• **What you are asked to do**:
Each line that holds the word "radio" should be returned.

• **Recorded information**:
================================

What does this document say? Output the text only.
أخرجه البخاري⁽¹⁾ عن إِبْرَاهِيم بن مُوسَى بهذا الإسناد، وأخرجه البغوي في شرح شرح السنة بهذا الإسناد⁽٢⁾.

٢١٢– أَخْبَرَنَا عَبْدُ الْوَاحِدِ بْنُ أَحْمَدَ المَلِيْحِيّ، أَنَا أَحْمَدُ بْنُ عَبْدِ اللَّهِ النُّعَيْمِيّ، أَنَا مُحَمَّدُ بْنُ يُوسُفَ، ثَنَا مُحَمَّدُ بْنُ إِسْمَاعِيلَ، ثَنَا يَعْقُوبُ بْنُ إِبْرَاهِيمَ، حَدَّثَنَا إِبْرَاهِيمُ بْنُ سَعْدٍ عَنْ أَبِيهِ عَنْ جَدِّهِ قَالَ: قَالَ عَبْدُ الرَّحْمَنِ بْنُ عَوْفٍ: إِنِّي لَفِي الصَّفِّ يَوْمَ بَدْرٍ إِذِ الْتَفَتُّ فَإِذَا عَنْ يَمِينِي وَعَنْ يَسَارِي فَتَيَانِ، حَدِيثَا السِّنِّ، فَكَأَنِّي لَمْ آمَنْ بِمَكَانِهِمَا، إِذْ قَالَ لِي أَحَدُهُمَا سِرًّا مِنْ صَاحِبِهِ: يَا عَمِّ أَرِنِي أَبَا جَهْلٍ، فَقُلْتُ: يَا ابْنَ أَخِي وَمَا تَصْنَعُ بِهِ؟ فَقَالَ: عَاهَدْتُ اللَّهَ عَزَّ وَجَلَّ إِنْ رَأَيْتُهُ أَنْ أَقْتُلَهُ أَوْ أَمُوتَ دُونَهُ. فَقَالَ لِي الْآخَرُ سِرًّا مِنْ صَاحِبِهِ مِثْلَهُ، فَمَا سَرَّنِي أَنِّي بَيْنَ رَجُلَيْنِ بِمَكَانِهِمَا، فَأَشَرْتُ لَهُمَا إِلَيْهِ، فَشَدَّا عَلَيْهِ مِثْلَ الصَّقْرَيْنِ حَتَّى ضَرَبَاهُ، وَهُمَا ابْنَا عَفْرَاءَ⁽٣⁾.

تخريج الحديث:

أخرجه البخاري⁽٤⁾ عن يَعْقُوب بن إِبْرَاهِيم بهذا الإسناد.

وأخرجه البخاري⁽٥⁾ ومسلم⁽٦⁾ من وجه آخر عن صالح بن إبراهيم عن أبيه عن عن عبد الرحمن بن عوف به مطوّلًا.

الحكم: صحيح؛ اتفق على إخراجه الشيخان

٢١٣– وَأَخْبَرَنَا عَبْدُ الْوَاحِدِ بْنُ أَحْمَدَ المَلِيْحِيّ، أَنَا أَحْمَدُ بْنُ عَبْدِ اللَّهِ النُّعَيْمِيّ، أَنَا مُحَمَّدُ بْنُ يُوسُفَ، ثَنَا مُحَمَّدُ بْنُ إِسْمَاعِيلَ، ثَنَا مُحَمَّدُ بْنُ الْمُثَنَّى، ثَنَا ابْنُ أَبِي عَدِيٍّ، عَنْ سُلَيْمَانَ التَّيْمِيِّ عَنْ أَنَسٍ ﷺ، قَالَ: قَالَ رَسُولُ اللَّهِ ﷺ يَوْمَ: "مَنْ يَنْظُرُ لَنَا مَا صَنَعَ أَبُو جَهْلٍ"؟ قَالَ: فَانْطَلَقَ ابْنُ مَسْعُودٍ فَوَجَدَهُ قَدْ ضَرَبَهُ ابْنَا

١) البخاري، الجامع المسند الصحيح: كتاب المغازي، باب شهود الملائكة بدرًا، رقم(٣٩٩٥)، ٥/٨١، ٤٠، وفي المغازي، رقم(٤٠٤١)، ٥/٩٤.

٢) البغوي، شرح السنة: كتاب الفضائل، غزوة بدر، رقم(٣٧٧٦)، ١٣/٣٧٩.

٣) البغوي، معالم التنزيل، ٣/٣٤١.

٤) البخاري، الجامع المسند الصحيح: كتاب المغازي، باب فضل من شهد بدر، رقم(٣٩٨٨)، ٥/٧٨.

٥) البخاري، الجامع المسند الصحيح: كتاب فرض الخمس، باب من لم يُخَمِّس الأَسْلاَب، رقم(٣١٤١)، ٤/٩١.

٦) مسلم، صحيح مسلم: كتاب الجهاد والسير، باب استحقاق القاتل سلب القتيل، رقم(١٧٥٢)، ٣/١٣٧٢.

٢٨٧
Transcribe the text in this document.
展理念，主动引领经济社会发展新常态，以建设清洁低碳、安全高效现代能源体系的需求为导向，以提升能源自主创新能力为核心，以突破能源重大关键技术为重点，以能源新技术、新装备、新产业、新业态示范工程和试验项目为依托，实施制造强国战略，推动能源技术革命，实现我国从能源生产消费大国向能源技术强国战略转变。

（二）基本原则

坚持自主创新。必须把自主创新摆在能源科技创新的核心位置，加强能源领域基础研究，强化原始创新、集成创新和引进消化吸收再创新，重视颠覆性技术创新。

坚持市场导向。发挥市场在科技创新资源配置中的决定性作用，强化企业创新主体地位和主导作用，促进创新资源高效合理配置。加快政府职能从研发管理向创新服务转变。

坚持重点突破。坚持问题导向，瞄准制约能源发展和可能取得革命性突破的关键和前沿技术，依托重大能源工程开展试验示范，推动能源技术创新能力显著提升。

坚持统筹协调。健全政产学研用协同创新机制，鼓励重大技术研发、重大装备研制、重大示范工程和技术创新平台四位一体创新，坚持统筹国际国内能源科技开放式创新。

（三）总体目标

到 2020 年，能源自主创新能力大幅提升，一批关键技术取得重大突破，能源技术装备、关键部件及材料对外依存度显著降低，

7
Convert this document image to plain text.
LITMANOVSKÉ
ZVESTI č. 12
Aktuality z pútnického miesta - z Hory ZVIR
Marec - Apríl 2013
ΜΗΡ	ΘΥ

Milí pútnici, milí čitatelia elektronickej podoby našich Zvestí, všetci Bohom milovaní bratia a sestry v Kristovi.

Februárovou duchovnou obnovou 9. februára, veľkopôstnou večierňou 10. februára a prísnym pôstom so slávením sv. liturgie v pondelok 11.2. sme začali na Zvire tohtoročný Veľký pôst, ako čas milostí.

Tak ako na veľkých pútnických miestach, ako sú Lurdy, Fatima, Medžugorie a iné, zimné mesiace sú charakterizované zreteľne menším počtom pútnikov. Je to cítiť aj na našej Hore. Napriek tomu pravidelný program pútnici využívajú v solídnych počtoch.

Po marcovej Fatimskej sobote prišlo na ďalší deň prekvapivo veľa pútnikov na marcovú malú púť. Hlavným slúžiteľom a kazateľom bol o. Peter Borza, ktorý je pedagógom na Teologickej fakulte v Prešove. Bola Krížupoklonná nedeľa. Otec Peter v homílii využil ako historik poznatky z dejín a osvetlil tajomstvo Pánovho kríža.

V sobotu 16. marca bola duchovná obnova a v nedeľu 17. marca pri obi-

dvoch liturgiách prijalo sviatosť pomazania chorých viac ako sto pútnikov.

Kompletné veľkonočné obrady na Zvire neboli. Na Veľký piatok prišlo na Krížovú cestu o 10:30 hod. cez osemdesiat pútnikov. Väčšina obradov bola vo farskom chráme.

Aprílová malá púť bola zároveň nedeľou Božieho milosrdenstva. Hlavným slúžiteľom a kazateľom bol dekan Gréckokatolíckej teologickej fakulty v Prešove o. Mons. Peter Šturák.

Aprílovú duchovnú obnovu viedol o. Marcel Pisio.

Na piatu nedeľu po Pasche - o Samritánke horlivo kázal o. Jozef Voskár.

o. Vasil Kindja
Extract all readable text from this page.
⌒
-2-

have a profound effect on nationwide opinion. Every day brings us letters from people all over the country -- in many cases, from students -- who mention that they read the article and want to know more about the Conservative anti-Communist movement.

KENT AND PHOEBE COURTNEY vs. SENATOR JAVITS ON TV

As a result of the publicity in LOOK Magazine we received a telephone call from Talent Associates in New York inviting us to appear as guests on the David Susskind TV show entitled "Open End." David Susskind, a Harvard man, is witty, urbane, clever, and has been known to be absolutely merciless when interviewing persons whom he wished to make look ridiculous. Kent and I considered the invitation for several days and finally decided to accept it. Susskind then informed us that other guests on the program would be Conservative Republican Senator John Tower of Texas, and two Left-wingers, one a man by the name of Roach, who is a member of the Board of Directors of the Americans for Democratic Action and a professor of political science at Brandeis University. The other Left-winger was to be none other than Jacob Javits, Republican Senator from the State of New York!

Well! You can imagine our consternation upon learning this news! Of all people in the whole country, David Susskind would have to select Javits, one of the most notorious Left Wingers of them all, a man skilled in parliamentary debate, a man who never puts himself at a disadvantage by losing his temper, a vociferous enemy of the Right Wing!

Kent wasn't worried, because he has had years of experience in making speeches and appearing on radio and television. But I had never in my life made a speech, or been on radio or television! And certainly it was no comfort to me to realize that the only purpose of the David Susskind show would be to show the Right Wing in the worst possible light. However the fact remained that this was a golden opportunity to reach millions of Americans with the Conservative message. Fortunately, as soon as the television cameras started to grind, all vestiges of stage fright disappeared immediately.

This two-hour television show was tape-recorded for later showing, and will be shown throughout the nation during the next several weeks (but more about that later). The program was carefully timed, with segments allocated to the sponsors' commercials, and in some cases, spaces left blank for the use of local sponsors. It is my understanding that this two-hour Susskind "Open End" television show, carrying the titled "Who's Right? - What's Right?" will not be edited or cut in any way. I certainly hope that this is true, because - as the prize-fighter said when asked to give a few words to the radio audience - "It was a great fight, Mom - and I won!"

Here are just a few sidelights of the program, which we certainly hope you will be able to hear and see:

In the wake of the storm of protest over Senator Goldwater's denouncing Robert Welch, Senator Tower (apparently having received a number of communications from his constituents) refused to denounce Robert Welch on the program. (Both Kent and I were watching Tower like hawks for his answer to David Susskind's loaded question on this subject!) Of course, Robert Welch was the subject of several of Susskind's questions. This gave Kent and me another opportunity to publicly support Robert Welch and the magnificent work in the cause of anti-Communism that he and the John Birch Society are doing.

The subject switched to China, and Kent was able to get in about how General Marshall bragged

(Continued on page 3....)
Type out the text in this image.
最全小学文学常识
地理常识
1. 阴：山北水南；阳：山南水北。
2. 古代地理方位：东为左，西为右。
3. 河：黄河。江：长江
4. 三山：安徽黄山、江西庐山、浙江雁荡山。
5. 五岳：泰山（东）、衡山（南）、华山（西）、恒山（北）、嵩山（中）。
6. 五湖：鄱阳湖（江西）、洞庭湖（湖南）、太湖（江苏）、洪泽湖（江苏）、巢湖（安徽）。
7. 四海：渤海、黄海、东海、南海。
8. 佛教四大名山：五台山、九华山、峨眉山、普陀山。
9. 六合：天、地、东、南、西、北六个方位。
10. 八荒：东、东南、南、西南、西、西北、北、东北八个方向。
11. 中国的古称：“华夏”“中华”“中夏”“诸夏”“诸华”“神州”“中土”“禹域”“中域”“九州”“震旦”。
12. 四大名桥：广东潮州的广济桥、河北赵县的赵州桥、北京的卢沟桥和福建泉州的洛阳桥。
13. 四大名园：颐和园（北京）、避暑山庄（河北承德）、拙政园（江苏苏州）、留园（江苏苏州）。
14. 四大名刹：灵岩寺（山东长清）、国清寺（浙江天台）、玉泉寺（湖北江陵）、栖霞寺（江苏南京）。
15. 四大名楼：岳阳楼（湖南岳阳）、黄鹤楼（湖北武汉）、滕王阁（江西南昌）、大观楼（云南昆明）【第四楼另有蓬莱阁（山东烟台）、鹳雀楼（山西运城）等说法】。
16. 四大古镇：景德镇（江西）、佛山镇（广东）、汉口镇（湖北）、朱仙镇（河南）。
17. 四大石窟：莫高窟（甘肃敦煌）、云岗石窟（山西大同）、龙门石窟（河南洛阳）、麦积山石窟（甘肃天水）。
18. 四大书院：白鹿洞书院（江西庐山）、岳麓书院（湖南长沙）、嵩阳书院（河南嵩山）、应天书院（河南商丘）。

================================

• **Full response**:
Kent wasn't worried, because he has had years of experience in making speeches and appearing on radio and television. But I had never in my life made a speech, or been on radio or television! And certainly it was no comfort to me to realize that the only purpose of the David Susskind show would be to show the Right Wing in the worst possible light. However the fact remained that this was a golden opportunity to reach millions of Americans with the Conservative message. Fortunately, as soon as the television cameras started to grind, all vestiges of stage fright disappeared immediately.
This two-hour television show was tape-recorded for later showing, and will be shown throughout the nation during the next several weeks (but more about that later). The program was carefully timed, with segments allocated to the sponsors' commercials, and in some cases, spaces left blank for the use of local sponsors. It is my understanding that this two-hour Susskind "Open End" television show, carrying the titled "Who's Right? - What's Right?" will not be edited or cut in any way. I certainly hope that this is true, because - as the prize-fighter said when asked to give a few words to the radio audience - "It was a great fight, Mom - and I won!"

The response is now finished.